## Task statement
In the listing below, find every line with the string "Employees" and pull it out.

Dataset records
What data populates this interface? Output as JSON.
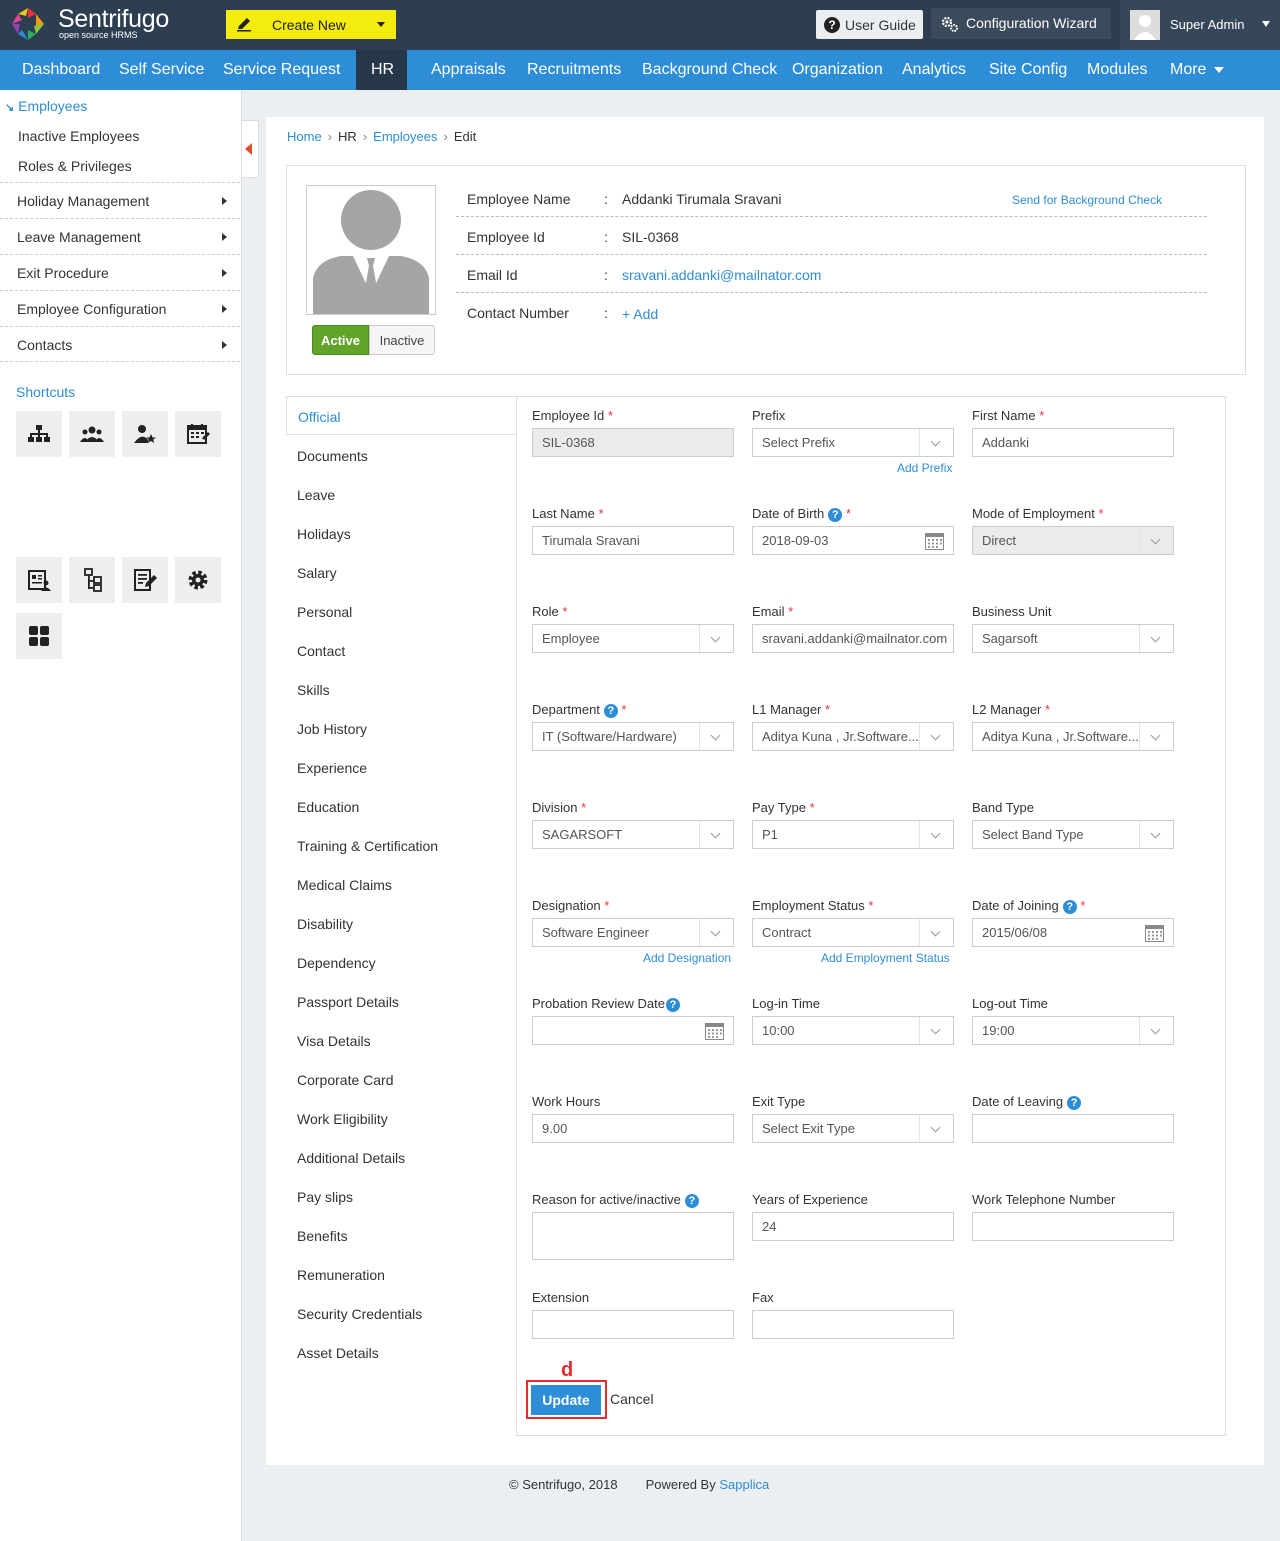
{
  "brand": {
    "name": "Sentrifugo",
    "tagline": "open source HRMS"
  },
  "header": {
    "create_new": "Create New",
    "user_guide": "User Guide",
    "config_wizard": "Configuration Wizard",
    "user_name": "Super Admin"
  },
  "nav": {
    "items": [
      "Dashboard",
      "Self Service",
      "Service Request",
      "HR",
      "Appraisals",
      "Recruitments",
      "Background Check",
      "Organization",
      "Analytics",
      "Site Config",
      "Modules",
      "More"
    ],
    "active": "HR"
  },
  "sidebar": {
    "section": "Employees",
    "subitems": [
      "Inactive Employees",
      "Roles & Privileges"
    ],
    "groups": [
      "Holiday Management",
      "Leave Management",
      "Exit Procedure",
      "Employee Configuration",
      "Contacts"
    ],
    "shortcuts_title": "Shortcuts"
  },
  "breadcrumb": {
    "home": "Home",
    "hr": "HR",
    "employees": "Employees",
    "current": "Edit",
    "sep": "›"
  },
  "profile": {
    "name_label": "Employee Name",
    "name": "Addanki Tirumala Sravani",
    "id_label": "Employee Id",
    "id": "SIL-0368",
    "email_label": "Email Id",
    "email": "sravani.addanki@mailnator.com",
    "contact_label": "Contact Number",
    "contact_add": "+ Add",
    "colon": ":",
    "bg_check": "Send for Background Check",
    "status_active": "Active",
    "status_inactive": "Inactive"
  },
  "tabs": [
    "Official",
    "Documents",
    "Leave",
    "Holidays",
    "Salary",
    "Personal",
    "Contact",
    "Skills",
    "Job History",
    "Experience",
    "Education",
    "Training & Certification",
    "Medical Claims",
    "Disability",
    "Dependency",
    "Passport Details",
    "Visa Details",
    "Corporate Card",
    "Work Eligibility",
    "Additional Details",
    "Pay slips",
    "Benefits",
    "Remuneration",
    "Security Credentials",
    "Asset Details"
  ],
  "active_tab": "Official",
  "form": {
    "employee_id": {
      "label": "Employee Id",
      "value": "SIL-0368"
    },
    "prefix": {
      "label": "Prefix",
      "value": "Select Prefix",
      "link": "Add Prefix"
    },
    "first_name": {
      "label": "First Name",
      "value": "Addanki"
    },
    "last_name": {
      "label": "Last Name",
      "value": "Tirumala Sravani"
    },
    "dob": {
      "label": "Date of Birth",
      "value": "2018-09-03"
    },
    "mode": {
      "label": "Mode of Employment",
      "value": "Direct"
    },
    "role": {
      "label": "Role",
      "value": "Employee"
    },
    "email": {
      "label": "Email",
      "value": "sravani.addanki@mailnator.com"
    },
    "business_unit": {
      "label": "Business Unit",
      "value": "Sagarsoft"
    },
    "department": {
      "label": "Department",
      "value": "IT (Software/Hardware)"
    },
    "l1": {
      "label": "L1 Manager",
      "value": "Aditya Kuna , Jr.Software..."
    },
    "l2": {
      "label": "L2 Manager",
      "value": "Aditya Kuna , Jr.Software..."
    },
    "division": {
      "label": "Division",
      "value": "SAGARSOFT"
    },
    "pay_type": {
      "label": "Pay Type",
      "value": "P1"
    },
    "band_type": {
      "label": "Band Type",
      "value": "Select Band Type"
    },
    "designation": {
      "label": "Designation",
      "value": "Software Engineer",
      "link": "Add Designation"
    },
    "emp_status": {
      "label": "Employment Status",
      "value": "Contract",
      "link": "Add Employment Status"
    },
    "doj": {
      "label": "Date of Joining",
      "value": "2015/06/08"
    },
    "probation": {
      "label": "Probation Review Date",
      "value": ""
    },
    "login": {
      "label": "Log-in Time",
      "value": "10:00"
    },
    "logout": {
      "label": "Log-out Time",
      "value": "19:00"
    },
    "work_hours": {
      "label": "Work Hours",
      "value": "9.00"
    },
    "exit_type": {
      "label": "Exit Type",
      "value": "Select Exit Type"
    },
    "dol": {
      "label": "Date of Leaving",
      "value": ""
    },
    "reason": {
      "label": "Reason for active/inactive",
      "value": ""
    },
    "years_exp": {
      "label": "Years of Experience",
      "value": "24"
    },
    "work_phone": {
      "label": "Work Telephone Number",
      "value": ""
    },
    "extension": {
      "label": "Extension",
      "value": ""
    },
    "fax": {
      "label": "Fax",
      "value": ""
    },
    "required_mark": "*",
    "help_mark": "?"
  },
  "actions": {
    "update": "Update",
    "cancel": "Cancel",
    "marker": "d"
  },
  "footer": {
    "copyright": "© Sentrifugo, 2018",
    "powered": "Powered By",
    "company": "Sapplica"
  },
  "colors": {
    "topbar": "#2c3e50",
    "nav": "#2d8dd6",
    "nav_active": "#26374a",
    "create_new": "#f4eb0f",
    "active_green": "#62a32a",
    "marker_red": "#e32d2d",
    "link": "#2d8dd6"
  }
}
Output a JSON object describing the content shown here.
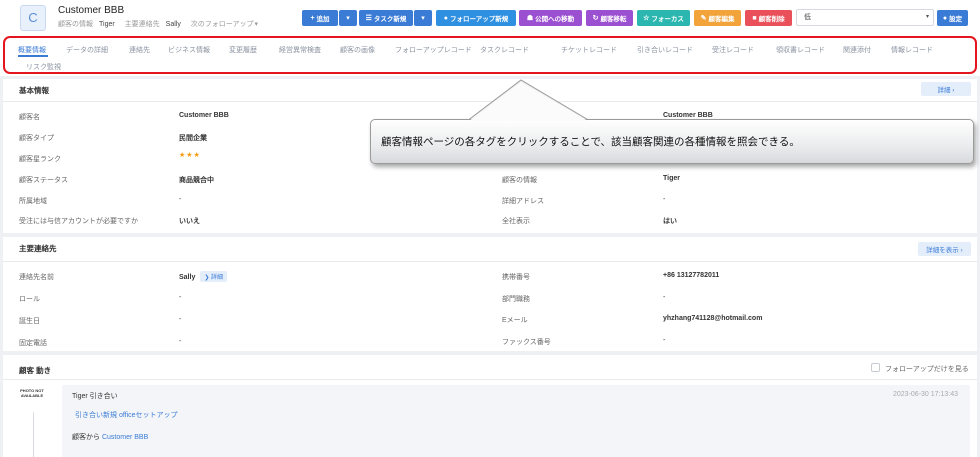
{
  "header": {
    "avatar_letter": "C",
    "customer_name": "Customer BBB",
    "owner_label": "顧客の情報",
    "owner_value": "Tiger",
    "contact_label": "主要連絡先",
    "contact_value": "Sally",
    "next_followup": "次のフォローアップ",
    "followup_caret": "▾"
  },
  "toolbar": {
    "add": "追加",
    "task_new": "タスク新規",
    "followup_new": "フォローアップ新規",
    "public_pool": "公開への移動",
    "transfer": "顧客移転",
    "focus": "フォーカス",
    "edit": "顧客編集",
    "delete": "顧客削除",
    "level_select": "低",
    "settings": "設定",
    "caret": "▾"
  },
  "tabs": [
    "概要情報",
    "データの詳細",
    "連絡先",
    "ビジネス情報",
    "変更履歴",
    "経営異常検査",
    "顧客の画像",
    "フォローアップレコード",
    "タスクレコード",
    "チケットレコード",
    "引き合いレコード",
    "受注レコード",
    "領収書レコード",
    "関連添付",
    "情報レコード",
    "リスク監視"
  ],
  "callout": {
    "text": "顧客情報ページの各タグをクリックすることで、該当顧客関連の各種情報を照会できる。"
  },
  "basic": {
    "title": "基本情報",
    "detail_btn": "詳細 ›",
    "fields": {
      "name_label": "顧客名",
      "name_value": "Customer BBB",
      "name2_value": "Customer BBB",
      "type_label": "顧客タイプ",
      "type_value": "民間企業",
      "rank_label": "顧客星ランク",
      "rank_value": "★★★",
      "status_label": "顧客ステータス",
      "status_value": "商品競合中",
      "owner_label": "顧客の情報",
      "owner_value": "Tiger",
      "region_label": "所属地域",
      "region_value": "-",
      "address_label": "詳細アドレス",
      "address_value": "-",
      "account_label": "受注には与信アカウントが必要ですか",
      "account_value": "いいえ",
      "display_label": "全社表示",
      "display_value": "はい"
    }
  },
  "contact": {
    "title": "主要連絡先",
    "detail_btn": "詳細を表示 ›",
    "fields": {
      "name_label": "連絡先名前",
      "name_value": "Sally",
      "name_tag": "❯ 詳細",
      "mobile_label": "携帯番号",
      "mobile_value": "+86 13127782011",
      "role_label": "ロール",
      "role_value": "-",
      "dept_label": "部門職務",
      "dept_value": "-",
      "birthday_label": "誕生日",
      "birthday_value": "-",
      "email_label": "Eメール",
      "email_value": "yhzhang741128@hotmail.com",
      "phone_label": "固定電話",
      "phone_value": "-",
      "fax_label": "ファックス番号",
      "fax_value": "-"
    }
  },
  "activity": {
    "title": "顧客 動き",
    "followup_only": "フォローアップだけを見る",
    "photo_placeholder": "PHOTO NOT AVAILABLE",
    "entry_title": "Tiger 引き合い",
    "entry_time": "2023-06-30 17:13:43",
    "entry_link": "引き合い新規 officeセットアップ",
    "entry_from": "顧客から",
    "entry_customer": "Customer BBB"
  },
  "colors": {
    "primary": "#3a7bd5",
    "followup": "#2f8fe0",
    "purple": "#9b4fd1",
    "teal": "#2bb7b0",
    "orange": "#f2a33a",
    "red": "#e9505a",
    "highlight": "#e4151f"
  }
}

## Result
    "section": "Employees",
      "Inactive Employees",
    "employees": "Employees",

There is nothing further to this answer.